**Information shown**:

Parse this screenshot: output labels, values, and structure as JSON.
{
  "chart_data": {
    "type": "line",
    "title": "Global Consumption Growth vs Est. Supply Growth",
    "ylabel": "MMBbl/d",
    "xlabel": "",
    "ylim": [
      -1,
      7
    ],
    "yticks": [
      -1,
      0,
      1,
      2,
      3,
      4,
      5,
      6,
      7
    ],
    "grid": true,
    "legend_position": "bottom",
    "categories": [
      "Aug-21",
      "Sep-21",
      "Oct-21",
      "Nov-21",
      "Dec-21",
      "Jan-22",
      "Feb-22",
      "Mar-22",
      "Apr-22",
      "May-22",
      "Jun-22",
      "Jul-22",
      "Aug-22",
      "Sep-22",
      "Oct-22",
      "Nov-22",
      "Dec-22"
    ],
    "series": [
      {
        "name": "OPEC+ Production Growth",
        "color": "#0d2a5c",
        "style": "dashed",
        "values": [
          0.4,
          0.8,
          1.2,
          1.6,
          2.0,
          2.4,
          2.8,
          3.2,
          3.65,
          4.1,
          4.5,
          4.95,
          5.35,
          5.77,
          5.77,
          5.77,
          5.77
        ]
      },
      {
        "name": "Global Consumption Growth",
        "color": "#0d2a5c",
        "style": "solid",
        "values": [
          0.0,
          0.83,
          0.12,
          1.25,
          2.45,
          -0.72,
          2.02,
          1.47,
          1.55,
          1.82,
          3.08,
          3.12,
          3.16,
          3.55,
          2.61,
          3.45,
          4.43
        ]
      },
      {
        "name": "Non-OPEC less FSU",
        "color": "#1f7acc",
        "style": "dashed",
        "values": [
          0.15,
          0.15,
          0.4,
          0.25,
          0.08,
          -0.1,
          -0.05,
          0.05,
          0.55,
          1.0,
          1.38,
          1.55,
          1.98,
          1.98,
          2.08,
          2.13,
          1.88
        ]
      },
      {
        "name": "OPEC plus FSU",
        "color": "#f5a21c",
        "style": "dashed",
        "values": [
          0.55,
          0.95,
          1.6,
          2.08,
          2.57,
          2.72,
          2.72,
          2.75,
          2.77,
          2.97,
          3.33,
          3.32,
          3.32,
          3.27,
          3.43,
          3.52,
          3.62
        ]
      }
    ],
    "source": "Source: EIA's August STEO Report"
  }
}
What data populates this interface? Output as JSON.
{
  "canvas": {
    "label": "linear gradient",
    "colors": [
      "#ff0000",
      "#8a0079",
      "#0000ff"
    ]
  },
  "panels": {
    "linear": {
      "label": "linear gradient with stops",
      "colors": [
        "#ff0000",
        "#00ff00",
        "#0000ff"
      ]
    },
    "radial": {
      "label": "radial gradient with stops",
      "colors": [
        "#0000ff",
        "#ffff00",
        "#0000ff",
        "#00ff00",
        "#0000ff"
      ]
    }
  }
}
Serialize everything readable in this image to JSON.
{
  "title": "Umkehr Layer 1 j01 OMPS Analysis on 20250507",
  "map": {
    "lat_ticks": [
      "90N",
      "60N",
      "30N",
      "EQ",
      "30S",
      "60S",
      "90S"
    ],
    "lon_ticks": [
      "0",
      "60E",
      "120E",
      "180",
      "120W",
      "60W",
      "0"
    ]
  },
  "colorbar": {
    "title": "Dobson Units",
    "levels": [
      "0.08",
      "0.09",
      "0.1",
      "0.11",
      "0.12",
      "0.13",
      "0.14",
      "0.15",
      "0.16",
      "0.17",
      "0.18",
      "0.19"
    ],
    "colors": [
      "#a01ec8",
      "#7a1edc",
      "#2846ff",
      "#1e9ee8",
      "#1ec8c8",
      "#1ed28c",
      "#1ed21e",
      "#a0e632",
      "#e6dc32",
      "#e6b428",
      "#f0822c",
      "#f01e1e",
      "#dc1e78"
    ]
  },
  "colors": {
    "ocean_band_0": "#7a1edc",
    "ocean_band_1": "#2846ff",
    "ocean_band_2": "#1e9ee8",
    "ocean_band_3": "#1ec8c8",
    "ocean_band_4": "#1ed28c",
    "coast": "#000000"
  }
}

**What you need to do**: Repeat the line that contains "What data populates", then every line after it until the records end, with nothing added.

**Response**:
What data populates this interface? Output as JSON.
{
  "canvas": {
    "label": "linear gradient",
    "colors": [
      "#ff0000",
      "#8a0079",
      "#0000ff"
    ]
  },
  "panels": {
    "linear": {
      "label": "linear gradient with stops",
      "colors": [
        "#ff0000",
        "#00ff00",
        "#0000ff"
      ]
    },
    "radial": {
      "label": "radial gradient with stops",
      "colors": [
        "#0000ff",
        "#ffff00",
        "#0000ff",
        "#00ff00",
        "#0000ff"
      ]
    }
  }
}
Serialize everything readable in this image to JSON.
{
  "title": "Umkehr Layer 1 j01 OMPS Analysis on 20250507",
  "map": {
    "lat_ticks": [
      "90N",
      "60N",
      "30N",
      "EQ",
      "30S",
      "60S",
      "90S"
    ],
    "lon_ticks": [
      "0",
      "60E",
      "120E",
      "180",
      "120W",
      "60W",
      "0"
    ]
  },
  "colorbar": {
    "title": "Dobson Units",
    "levels": [
      "0.08",
      "0.09",
      "0.1",
      "0.11",
      "0.12",
      "0.13",
      "0.14",
      "0.15",
      "0.16",
      "0.17",
      "0.18",
      "0.19"
    ],
    "colors": [
      "#a01ec8",
      "#7a1edc",
      "#2846ff",
      "#1e9ee8",
      "#1ec8c8",
      "#1ed28c",
      "#1ed21e",
      "#a0e632",
      "#e6dc32",
      "#e6b428",
      "#f0822c",
      "#f01e1e",
      "#dc1e78"
    ]
  },
  "colors": {
    "ocean_band_0": "#7a1edc",
    "ocean_band_1": "#2846ff",
    "ocean_band_2": "#1e9ee8",
    "ocean_band_3": "#1ec8c8",
    "ocean_band_4": "#1ed28c",
    "coast": "#000000"
  }
}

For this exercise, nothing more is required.